**PROBLEM TO WORK ON**
Exactly reproduce the lines that follow.

**DATA LISTING**
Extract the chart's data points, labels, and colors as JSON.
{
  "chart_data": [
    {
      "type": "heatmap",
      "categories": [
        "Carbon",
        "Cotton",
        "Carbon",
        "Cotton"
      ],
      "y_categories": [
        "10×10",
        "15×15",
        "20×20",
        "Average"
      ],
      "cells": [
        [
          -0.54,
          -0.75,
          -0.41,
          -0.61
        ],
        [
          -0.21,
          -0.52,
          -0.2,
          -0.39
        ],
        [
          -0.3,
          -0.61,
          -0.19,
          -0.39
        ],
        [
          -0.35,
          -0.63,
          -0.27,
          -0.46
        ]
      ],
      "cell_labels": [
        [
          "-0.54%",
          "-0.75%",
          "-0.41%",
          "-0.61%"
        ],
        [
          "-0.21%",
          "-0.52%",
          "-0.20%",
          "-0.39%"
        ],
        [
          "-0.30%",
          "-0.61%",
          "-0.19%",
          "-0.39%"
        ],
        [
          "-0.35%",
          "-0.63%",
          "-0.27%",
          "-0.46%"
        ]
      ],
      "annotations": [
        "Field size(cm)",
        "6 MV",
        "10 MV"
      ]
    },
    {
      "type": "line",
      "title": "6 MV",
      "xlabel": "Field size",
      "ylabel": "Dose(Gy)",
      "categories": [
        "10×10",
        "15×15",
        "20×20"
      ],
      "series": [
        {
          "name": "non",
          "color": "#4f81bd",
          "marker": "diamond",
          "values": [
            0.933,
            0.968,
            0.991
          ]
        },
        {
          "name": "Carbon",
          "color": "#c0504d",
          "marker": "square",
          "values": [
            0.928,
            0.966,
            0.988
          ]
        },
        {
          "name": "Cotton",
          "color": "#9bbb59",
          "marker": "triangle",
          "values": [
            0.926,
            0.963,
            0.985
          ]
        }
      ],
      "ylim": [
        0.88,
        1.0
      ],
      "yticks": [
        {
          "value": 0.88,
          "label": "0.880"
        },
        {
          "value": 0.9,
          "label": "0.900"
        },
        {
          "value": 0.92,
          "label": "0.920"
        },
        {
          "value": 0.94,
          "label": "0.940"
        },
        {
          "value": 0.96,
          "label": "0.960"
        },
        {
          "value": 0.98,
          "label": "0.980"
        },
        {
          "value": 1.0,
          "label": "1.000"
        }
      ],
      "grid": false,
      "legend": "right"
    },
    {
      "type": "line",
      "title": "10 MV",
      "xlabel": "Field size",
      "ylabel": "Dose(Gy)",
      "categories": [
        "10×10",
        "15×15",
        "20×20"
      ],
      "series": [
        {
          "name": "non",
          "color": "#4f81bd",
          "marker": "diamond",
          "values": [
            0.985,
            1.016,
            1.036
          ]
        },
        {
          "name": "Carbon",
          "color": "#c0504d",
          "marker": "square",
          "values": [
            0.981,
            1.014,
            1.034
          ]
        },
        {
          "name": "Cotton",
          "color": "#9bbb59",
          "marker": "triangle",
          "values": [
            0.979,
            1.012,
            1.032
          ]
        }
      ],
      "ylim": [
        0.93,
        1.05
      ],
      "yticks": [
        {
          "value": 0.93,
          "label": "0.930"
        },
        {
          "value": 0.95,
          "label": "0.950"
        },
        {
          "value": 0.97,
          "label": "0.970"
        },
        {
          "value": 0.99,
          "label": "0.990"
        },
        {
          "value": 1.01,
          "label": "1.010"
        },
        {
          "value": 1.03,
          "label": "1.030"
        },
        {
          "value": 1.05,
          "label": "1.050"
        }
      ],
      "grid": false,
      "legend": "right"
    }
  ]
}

**OUTPUT BELOW**
Extract the chart's data points, labels, and colors as JSON.
{
  "chart_data": [
    {
      "type": "heatmap",
      "categories": [
        "Carbon",
        "Cotton",
        "Carbon",
        "Cotton"
      ],
      "y_categories": [
        "10×10",
        "15×15",
        "20×20",
        "Average"
      ],
      "cells": [
        [
          -0.54,
          -0.75,
          -0.41,
          -0.61
        ],
        [
          -0.21,
          -0.52,
          -0.2,
          -0.39
        ],
        [
          -0.3,
          -0.61,
          -0.19,
          -0.39
        ],
        [
          -0.35,
          -0.63,
          -0.27,
          -0.46
        ]
      ],
      "cell_labels": [
        [
          "-0.54%",
          "-0.75%",
          "-0.41%",
          "-0.61%"
        ],
        [
          "-0.21%",
          "-0.52%",
          "-0.20%",
          "-0.39%"
        ],
        [
          "-0.30%",
          "-0.61%",
          "-0.19%",
          "-0.39%"
        ],
        [
          "-0.35%",
          "-0.63%",
          "-0.27%",
          "-0.46%"
        ]
      ],
      "annotations": [
        "Field size(cm)",
        "6 MV",
        "10 MV"
      ]
    },
    {
      "type": "line",
      "title": "6 MV",
      "xlabel": "Field size",
      "ylabel": "Dose(Gy)",
      "categories": [
        "10×10",
        "15×15",
        "20×20"
      ],
      "series": [
        {
          "name": "non",
          "color": "#4f81bd",
          "marker": "diamond",
          "values": [
            0.933,
            0.968,
            0.991
          ]
        },
        {
          "name": "Carbon",
          "color": "#c0504d",
          "marker": "square",
          "values": [
            0.928,
            0.966,
            0.988
          ]
        },
        {
          "name": "Cotton",
          "color": "#9bbb59",
          "marker": "triangle",
          "values": [
            0.926,
            0.963,
            0.985
          ]
        }
      ],
      "ylim": [
        0.88,
        1.0
      ],
      "yticks": [
        {
          "value": 0.88,
          "label": "0.880"
        },
        {
          "value": 0.9,
          "label": "0.900"
        },
        {
          "value": 0.92,
          "label": "0.920"
        },
        {
          "value": 0.94,
          "label": "0.940"
        },
        {
          "value": 0.96,
          "label": "0.960"
        },
        {
          "value": 0.98,
          "label": "0.980"
        },
        {
          "value": 1.0,
          "label": "1.000"
        }
      ],
      "grid": false,
      "legend": "right"
    },
    {
      "type": "line",
      "title": "10 MV",
      "xlabel": "Field size",
      "ylabel": "Dose(Gy)",
      "categories": [
        "10×10",
        "15×15",
        "20×20"
      ],
      "series": [
        {
          "name": "non",
          "color": "#4f81bd",
          "marker": "diamond",
          "values": [
            0.985,
            1.016,
            1.036
          ]
        },
        {
          "name": "Carbon",
          "color": "#c0504d",
          "marker": "square",
          "values": [
            0.981,
            1.014,
            1.034
          ]
        },
        {
          "name": "Cotton",
          "color": "#9bbb59",
          "marker": "triangle",
          "values": [
            0.979,
            1.012,
            1.032
          ]
        }
      ],
      "ylim": [
        0.93,
        1.05
      ],
      "yticks": [
        {
          "value": 0.93,
          "label": "0.930"
        },
        {
          "value": 0.95,
          "label": "0.950"
        },
        {
          "value": 0.97,
          "label": "0.970"
        },
        {
          "value": 0.99,
          "label": "0.990"
        },
        {
          "value": 1.01,
          "label": "1.010"
        },
        {
          "value": 1.03,
          "label": "1.030"
        },
        {
          "value": 1.05,
          "label": "1.050"
        }
      ],
      "grid": false,
      "legend": "right"
    }
  ]
}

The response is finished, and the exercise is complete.